Collected data
□ □ □ □ □

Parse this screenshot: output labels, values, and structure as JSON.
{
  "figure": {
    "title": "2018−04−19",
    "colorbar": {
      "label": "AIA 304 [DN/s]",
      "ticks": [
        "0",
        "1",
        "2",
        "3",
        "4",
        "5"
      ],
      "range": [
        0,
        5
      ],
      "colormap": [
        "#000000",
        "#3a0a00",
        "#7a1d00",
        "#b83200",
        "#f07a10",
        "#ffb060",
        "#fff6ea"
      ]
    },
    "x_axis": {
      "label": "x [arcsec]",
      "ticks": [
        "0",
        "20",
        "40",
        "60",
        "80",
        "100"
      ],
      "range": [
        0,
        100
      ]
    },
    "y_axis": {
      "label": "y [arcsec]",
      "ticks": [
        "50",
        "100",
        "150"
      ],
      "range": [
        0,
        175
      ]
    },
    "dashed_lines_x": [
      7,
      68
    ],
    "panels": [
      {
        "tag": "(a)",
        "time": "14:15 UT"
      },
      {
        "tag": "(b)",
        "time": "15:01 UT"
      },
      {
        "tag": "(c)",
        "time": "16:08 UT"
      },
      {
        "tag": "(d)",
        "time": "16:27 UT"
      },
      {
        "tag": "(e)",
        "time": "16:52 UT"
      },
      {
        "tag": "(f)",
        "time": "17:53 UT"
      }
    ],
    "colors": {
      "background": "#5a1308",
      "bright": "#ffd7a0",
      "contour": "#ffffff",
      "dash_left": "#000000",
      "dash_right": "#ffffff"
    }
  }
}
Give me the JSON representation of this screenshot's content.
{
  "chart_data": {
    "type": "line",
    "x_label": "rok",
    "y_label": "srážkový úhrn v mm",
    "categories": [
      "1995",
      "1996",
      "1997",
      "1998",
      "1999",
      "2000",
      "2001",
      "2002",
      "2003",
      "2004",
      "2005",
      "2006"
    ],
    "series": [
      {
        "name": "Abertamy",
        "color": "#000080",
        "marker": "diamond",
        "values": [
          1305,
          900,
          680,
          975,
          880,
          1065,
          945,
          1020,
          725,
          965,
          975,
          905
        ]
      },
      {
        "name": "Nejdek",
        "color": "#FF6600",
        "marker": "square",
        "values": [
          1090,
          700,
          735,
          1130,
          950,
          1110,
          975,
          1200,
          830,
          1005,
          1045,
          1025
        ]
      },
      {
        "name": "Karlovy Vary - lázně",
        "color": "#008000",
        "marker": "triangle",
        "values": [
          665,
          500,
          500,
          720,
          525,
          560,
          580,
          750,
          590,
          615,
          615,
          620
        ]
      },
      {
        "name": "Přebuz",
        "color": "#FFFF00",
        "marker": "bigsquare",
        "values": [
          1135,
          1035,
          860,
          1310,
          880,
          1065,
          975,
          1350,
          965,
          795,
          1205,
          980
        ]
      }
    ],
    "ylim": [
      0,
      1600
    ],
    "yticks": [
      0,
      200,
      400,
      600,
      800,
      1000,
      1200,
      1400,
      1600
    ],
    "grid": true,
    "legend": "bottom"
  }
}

□ □ □ □ □

Aim of the exercise: Nothing should be left out: repeat all of the data exactly.

Result of this exercise:
Parse this screenshot: output labels, values, and structure as JSON.
{
  "figure": {
    "title": "2018−04−19",
    "colorbar": {
      "label": "AIA 304 [DN/s]",
      "ticks": [
        "0",
        "1",
        "2",
        "3",
        "4",
        "5"
      ],
      "range": [
        0,
        5
      ],
      "colormap": [
        "#000000",
        "#3a0a00",
        "#7a1d00",
        "#b83200",
        "#f07a10",
        "#ffb060",
        "#fff6ea"
      ]
    },
    "x_axis": {
      "label": "x [arcsec]",
      "ticks": [
        "0",
        "20",
        "40",
        "60",
        "80",
        "100"
      ],
      "range": [
        0,
        100
      ]
    },
    "y_axis": {
      "label": "y [arcsec]",
      "ticks": [
        "50",
        "100",
        "150"
      ],
      "range": [
        0,
        175
      ]
    },
    "dashed_lines_x": [
      7,
      68
    ],
    "panels": [
      {
        "tag": "(a)",
        "time": "14:15 UT"
      },
      {
        "tag": "(b)",
        "time": "15:01 UT"
      },
      {
        "tag": "(c)",
        "time": "16:08 UT"
      },
      {
        "tag": "(d)",
        "time": "16:27 UT"
      },
      {
        "tag": "(e)",
        "time": "16:52 UT"
      },
      {
        "tag": "(f)",
        "time": "17:53 UT"
      }
    ],
    "colors": {
      "background": "#5a1308",
      "bright": "#ffd7a0",
      "contour": "#ffffff",
      "dash_left": "#000000",
      "dash_right": "#ffffff"
    }
  }
}
Give me the JSON representation of this screenshot's content.
{
  "chart_data": {
    "type": "line",
    "x_label": "rok",
    "y_label": "srážkový úhrn v mm",
    "categories": [
      "1995",
      "1996",
      "1997",
      "1998",
      "1999",
      "2000",
      "2001",
      "2002",
      "2003",
      "2004",
      "2005",
      "2006"
    ],
    "series": [
      {
        "name": "Abertamy",
        "color": "#000080",
        "marker": "diamond",
        "values": [
          1305,
          900,
          680,
          975,
          880,
          1065,
          945,
          1020,
          725,
          965,
          975,
          905
        ]
      },
      {
        "name": "Nejdek",
        "color": "#FF6600",
        "marker": "square",
        "values": [
          1090,
          700,
          735,
          1130,
          950,
          1110,
          975,
          1200,
          830,
          1005,
          1045,
          1025
        ]
      },
      {
        "name": "Karlovy Vary - lázně",
        "color": "#008000",
        "marker": "triangle",
        "values": [
          665,
          500,
          500,
          720,
          525,
          560,
          580,
          750,
          590,
          615,
          615,
          620
        ]
      },
      {
        "name": "Přebuz",
        "color": "#FFFF00",
        "marker": "bigsquare",
        "values": [
          1135,
          1035,
          860,
          1310,
          880,
          1065,
          975,
          1350,
          965,
          795,
          1205,
          980
        ]
      }
    ],
    "ylim": [
      0,
      1600
    ],
    "yticks": [
      0,
      200,
      400,
      600,
      800,
      1000,
      1200,
      1400,
      1600
    ],
    "grid": true,
    "legend": "bottom"
  }
}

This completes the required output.